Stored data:
* * * * * * * * *
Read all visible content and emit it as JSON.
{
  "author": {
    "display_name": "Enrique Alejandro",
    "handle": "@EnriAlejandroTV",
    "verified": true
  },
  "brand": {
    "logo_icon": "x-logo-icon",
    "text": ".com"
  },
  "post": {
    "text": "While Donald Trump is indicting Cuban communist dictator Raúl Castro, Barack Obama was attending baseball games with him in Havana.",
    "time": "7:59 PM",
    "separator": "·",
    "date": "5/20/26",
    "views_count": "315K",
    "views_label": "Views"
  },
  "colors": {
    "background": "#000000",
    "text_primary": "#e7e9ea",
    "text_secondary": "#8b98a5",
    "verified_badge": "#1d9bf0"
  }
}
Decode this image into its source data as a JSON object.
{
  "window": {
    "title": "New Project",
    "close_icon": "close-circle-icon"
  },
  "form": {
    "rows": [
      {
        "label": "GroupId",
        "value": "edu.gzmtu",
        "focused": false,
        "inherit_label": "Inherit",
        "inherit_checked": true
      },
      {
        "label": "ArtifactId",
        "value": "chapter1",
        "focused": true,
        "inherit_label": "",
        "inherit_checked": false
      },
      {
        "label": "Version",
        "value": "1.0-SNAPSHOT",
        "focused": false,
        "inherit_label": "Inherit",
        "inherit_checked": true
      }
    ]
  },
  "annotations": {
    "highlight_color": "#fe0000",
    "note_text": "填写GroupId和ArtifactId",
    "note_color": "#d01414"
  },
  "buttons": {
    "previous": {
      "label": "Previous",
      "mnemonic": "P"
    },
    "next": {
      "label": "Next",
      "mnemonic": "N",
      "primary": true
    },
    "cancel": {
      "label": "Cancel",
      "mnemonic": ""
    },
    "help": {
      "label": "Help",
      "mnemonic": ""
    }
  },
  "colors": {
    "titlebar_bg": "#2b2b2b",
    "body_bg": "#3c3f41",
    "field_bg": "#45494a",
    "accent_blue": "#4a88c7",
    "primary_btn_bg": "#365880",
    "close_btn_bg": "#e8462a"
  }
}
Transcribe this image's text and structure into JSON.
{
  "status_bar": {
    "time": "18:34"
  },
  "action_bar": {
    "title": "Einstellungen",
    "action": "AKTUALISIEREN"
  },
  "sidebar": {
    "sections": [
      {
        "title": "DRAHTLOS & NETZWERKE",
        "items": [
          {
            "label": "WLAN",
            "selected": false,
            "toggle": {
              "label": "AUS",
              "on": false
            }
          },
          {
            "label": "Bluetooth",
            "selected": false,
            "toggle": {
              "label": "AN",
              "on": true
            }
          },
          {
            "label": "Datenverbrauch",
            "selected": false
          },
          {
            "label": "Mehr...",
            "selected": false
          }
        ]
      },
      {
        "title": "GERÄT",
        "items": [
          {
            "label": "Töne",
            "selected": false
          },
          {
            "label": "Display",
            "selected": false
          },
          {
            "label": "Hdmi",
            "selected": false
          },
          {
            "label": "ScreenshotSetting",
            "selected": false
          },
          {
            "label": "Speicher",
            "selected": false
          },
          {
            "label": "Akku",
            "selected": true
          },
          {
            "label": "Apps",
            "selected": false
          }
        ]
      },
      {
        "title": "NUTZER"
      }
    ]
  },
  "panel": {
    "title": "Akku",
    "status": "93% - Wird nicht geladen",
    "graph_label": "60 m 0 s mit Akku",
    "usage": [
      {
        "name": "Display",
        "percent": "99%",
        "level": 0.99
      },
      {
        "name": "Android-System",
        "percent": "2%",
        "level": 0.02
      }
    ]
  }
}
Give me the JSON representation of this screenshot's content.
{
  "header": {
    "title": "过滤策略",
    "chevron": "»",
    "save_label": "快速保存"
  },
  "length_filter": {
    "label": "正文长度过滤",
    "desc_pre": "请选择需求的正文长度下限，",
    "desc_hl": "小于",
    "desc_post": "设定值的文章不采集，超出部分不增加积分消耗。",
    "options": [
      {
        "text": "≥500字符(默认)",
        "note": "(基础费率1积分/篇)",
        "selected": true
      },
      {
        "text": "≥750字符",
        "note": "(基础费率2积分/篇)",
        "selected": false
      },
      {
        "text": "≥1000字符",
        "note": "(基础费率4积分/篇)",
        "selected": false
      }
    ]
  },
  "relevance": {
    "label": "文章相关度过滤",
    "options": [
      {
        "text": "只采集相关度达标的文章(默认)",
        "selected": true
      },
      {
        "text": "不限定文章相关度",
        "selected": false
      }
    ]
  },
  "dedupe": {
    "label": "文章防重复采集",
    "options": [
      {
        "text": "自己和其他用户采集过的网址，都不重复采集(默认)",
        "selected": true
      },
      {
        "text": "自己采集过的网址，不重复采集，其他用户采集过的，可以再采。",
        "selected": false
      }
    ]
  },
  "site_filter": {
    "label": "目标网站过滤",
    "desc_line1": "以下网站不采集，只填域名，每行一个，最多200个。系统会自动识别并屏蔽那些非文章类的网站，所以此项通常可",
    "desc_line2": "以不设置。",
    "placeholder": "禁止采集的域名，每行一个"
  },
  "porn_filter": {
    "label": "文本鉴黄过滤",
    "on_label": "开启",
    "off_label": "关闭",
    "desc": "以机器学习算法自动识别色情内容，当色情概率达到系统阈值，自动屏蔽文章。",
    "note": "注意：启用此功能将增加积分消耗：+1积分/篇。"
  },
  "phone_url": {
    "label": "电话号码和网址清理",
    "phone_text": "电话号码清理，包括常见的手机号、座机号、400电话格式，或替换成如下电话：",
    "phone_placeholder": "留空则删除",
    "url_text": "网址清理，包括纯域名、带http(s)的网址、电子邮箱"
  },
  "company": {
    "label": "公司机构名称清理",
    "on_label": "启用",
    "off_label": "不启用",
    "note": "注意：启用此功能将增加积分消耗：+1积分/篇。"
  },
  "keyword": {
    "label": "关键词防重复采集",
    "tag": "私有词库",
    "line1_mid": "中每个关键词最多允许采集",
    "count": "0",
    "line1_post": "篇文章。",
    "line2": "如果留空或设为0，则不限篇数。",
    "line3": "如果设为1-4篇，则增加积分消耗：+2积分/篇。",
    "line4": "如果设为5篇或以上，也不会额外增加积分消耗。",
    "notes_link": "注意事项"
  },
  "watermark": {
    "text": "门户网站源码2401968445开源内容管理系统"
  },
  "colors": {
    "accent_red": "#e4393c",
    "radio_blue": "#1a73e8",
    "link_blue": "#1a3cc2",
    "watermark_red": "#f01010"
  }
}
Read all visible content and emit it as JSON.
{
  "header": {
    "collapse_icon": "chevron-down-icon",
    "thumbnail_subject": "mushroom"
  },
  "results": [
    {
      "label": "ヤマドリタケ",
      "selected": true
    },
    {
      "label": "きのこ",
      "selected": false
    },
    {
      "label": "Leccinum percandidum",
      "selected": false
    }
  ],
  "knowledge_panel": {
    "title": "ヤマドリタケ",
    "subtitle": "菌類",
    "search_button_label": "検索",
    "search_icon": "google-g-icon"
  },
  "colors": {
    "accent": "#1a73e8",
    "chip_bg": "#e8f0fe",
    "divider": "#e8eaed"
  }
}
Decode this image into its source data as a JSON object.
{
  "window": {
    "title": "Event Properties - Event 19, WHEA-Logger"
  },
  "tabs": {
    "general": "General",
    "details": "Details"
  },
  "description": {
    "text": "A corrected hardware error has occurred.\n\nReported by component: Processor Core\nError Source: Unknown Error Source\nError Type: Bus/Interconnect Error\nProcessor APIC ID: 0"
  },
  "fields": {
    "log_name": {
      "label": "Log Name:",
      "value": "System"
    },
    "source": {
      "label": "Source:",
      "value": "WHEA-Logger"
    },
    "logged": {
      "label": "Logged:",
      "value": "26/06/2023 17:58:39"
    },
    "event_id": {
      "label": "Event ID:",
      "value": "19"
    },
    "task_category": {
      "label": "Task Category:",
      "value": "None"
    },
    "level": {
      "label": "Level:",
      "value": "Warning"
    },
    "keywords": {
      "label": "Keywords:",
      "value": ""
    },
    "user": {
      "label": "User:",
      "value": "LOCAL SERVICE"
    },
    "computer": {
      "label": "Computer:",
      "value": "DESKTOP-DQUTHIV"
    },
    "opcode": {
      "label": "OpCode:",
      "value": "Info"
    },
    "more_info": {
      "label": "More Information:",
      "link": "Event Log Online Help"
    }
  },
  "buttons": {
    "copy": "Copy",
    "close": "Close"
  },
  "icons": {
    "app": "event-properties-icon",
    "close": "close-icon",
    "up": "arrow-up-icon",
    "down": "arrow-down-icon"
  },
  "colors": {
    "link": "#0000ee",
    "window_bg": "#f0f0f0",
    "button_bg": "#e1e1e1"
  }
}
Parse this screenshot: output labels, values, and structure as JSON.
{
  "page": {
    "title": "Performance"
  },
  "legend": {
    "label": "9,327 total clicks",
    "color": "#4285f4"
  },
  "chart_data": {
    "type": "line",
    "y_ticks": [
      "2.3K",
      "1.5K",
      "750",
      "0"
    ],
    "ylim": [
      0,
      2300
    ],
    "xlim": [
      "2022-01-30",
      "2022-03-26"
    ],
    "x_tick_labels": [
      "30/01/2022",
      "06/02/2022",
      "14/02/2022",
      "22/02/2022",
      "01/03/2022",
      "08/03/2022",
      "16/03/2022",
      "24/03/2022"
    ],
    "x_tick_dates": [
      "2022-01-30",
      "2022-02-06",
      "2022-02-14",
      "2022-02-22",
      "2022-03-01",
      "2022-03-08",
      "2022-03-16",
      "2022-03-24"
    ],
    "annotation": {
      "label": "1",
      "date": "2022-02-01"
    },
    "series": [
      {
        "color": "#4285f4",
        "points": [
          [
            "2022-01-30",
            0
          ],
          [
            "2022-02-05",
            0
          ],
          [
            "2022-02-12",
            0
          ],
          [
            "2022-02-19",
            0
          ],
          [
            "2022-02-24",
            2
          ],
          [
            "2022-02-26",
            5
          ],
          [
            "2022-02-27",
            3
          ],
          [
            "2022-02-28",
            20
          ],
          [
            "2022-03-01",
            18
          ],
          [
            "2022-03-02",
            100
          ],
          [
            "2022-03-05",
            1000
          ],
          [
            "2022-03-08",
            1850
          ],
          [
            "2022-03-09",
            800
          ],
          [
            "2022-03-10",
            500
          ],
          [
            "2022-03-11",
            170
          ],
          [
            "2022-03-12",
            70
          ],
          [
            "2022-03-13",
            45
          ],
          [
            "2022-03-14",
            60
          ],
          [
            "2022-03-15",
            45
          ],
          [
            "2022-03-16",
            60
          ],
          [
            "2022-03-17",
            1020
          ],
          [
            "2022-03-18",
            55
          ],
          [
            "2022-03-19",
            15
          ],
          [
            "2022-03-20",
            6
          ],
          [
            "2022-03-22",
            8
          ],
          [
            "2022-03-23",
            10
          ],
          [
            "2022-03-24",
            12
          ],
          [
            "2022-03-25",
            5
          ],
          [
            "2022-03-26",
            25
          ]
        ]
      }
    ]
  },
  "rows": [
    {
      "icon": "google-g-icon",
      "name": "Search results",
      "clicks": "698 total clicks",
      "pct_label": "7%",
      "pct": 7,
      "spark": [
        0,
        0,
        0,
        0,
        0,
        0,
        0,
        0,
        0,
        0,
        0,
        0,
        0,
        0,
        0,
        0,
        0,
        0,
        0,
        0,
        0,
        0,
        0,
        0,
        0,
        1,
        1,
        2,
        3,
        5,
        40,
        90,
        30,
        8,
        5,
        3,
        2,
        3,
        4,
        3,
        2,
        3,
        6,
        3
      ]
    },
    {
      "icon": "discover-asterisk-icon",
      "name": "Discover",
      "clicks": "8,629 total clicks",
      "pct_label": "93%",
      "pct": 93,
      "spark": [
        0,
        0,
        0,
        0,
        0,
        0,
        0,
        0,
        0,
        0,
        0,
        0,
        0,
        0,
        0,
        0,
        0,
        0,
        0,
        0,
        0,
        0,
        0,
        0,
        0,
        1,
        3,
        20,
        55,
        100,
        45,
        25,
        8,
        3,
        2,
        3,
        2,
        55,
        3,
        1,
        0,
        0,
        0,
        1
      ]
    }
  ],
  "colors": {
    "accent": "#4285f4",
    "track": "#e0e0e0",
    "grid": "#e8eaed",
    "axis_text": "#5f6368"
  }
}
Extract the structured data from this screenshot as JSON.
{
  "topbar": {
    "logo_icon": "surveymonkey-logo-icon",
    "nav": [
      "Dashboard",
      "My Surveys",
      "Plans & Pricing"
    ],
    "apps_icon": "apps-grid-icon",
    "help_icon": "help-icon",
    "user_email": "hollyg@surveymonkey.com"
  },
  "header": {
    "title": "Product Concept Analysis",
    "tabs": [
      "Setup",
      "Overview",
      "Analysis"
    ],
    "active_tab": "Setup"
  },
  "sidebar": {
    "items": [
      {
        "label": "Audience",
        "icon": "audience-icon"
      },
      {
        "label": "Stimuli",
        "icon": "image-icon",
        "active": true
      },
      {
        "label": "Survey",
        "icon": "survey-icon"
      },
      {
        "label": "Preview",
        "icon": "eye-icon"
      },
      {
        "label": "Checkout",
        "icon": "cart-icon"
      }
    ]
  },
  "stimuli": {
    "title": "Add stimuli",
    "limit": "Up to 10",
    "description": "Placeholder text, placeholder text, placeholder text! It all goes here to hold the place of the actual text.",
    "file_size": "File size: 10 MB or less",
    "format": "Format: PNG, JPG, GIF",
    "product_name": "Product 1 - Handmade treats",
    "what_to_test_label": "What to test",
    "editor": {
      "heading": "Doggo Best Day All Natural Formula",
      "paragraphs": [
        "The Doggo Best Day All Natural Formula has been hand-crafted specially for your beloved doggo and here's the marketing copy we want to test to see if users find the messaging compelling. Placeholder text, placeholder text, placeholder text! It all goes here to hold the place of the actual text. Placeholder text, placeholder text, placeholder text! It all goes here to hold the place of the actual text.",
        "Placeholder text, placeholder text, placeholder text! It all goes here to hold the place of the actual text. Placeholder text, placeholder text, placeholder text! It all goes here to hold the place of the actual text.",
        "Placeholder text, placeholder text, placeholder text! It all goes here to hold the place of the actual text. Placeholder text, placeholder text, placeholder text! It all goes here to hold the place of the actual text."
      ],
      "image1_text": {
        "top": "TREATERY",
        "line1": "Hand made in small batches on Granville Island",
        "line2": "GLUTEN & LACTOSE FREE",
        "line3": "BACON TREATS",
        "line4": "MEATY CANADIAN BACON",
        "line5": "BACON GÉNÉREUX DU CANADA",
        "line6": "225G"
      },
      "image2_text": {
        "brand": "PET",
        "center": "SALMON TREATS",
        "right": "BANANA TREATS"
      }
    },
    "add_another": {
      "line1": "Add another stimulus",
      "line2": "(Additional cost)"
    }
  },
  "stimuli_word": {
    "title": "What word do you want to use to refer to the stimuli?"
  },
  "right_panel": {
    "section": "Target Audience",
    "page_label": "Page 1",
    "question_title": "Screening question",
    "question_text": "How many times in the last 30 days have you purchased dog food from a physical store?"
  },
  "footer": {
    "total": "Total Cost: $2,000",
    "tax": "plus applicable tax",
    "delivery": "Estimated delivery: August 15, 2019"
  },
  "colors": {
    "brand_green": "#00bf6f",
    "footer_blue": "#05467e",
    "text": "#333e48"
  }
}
* * * * * * * * *
Among the lines above, count those containing the word "Product" and give nothing but the result.

2